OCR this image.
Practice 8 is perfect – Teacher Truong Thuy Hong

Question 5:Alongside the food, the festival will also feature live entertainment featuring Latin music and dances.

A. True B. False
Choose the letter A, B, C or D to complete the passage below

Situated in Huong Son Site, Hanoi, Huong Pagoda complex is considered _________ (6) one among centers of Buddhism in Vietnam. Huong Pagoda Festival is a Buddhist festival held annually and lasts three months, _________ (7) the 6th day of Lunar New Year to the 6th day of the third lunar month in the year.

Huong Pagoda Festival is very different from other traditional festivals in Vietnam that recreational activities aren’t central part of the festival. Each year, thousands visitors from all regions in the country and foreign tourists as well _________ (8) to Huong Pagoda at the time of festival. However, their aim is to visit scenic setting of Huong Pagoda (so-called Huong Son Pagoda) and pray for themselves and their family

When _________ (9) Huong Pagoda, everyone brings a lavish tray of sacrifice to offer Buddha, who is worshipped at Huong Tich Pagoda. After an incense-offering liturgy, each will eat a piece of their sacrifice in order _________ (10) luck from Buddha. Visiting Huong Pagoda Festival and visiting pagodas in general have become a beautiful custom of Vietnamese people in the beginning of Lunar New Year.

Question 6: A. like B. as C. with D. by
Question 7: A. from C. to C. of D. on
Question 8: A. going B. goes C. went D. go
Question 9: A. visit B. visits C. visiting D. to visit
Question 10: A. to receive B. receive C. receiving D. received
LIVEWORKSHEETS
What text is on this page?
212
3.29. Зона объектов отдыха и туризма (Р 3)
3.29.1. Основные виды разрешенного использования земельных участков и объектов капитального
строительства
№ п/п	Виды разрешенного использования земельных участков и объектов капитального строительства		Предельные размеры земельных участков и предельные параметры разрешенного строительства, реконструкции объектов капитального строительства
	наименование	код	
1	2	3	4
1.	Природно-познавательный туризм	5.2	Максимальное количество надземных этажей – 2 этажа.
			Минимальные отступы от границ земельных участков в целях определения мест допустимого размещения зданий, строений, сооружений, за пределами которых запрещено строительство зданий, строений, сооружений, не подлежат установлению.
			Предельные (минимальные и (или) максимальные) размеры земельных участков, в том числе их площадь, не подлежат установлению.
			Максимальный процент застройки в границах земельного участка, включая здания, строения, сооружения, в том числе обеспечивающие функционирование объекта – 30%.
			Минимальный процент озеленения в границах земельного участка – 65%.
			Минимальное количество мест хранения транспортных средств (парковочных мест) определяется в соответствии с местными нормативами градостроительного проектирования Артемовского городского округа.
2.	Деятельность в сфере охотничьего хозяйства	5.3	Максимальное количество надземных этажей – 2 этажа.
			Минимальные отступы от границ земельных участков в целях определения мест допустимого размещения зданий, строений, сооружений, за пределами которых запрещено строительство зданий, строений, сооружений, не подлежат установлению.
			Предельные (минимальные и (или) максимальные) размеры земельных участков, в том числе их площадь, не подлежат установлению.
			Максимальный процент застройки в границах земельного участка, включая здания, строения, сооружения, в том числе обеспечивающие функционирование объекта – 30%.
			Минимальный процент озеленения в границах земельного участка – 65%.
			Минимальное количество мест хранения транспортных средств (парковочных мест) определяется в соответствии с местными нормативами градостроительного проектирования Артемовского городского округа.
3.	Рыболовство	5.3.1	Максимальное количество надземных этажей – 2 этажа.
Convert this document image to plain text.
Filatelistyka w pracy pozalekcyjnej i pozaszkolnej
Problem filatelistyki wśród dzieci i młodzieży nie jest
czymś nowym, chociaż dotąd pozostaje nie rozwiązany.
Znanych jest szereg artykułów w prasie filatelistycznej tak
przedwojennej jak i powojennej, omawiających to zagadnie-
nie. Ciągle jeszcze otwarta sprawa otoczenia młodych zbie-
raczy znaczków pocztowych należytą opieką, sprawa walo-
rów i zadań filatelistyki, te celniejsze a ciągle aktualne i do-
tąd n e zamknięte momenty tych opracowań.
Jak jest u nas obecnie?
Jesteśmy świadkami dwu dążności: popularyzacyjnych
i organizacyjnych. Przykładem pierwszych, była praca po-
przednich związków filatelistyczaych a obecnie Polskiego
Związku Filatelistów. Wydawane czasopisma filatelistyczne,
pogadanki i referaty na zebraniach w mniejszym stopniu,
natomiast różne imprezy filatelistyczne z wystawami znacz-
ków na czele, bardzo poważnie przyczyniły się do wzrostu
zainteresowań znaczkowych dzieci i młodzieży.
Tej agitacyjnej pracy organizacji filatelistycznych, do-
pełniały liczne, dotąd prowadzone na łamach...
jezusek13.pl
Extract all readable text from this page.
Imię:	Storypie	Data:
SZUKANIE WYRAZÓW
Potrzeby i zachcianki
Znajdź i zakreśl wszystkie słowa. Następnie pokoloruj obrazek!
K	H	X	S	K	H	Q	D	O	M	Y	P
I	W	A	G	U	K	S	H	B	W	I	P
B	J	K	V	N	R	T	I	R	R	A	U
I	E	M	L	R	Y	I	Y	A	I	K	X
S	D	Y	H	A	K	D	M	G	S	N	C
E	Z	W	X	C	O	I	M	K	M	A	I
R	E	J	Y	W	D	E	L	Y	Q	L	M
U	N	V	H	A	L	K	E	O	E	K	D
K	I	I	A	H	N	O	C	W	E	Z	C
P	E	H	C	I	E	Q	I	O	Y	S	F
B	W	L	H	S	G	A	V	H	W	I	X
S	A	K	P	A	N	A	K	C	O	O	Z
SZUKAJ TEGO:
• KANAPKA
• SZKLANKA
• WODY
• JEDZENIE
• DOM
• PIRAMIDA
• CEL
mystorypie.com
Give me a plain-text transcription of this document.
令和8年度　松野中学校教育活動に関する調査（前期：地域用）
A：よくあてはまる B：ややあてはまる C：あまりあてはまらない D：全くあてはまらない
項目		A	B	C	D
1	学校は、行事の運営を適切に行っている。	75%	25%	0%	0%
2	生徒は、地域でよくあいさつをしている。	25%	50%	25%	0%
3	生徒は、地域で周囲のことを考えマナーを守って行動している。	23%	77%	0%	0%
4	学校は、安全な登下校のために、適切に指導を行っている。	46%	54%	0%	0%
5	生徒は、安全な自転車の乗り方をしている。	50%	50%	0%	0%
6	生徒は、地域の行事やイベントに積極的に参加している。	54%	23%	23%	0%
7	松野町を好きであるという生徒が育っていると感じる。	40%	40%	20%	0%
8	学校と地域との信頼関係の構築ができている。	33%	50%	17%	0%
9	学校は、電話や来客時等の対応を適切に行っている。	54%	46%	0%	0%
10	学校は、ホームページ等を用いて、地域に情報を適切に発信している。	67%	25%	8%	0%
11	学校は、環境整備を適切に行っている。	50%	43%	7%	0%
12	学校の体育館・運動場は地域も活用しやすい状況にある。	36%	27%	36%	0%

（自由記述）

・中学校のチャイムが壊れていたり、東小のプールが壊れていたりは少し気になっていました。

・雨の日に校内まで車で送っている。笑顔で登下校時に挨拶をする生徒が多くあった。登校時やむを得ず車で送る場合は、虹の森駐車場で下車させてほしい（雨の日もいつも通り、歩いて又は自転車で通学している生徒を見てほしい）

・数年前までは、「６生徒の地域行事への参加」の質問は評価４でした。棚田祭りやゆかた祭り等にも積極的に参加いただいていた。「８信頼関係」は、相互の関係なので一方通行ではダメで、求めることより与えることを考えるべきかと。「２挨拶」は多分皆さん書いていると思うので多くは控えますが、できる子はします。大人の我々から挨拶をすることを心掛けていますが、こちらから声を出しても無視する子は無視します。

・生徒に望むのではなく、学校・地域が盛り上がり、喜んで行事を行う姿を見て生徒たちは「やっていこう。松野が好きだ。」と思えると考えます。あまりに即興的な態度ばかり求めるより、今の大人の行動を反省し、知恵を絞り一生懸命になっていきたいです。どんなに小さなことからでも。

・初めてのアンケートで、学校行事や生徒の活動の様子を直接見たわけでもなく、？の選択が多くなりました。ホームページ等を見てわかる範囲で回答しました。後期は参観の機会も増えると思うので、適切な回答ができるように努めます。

──────────────────────────────

Search the data for the string "their" and copy each line where it appears.

* [THE COMPLETED TASK]
Huong Pagoda Festival is very different from other traditional festivals in Vietnam that recreational activities aren’t central part of the festival. Each year, thousands visitors from all regions in the country and foreign tourists as well _________ (8) to Huong Pagoda at the time of festival. However, their aim is to visit scenic setting of Huong Pagoda (so-called Huong Son Pagoda) and pray for themselves and their family
When _________ (9) Huong Pagoda, everyone brings a lavish tray of sacrifice to offer Buddha, who is worshipped at Huong Tich Pagoda. After an incense-offering liturgy, each will eat a piece of their sacrifice in order _________ (10) luck from Buddha. Visiting Huong Pagoda Festival and visiting pagodas in general have become a beautiful custom of Vietnamese people in the beginning of Lunar New Year.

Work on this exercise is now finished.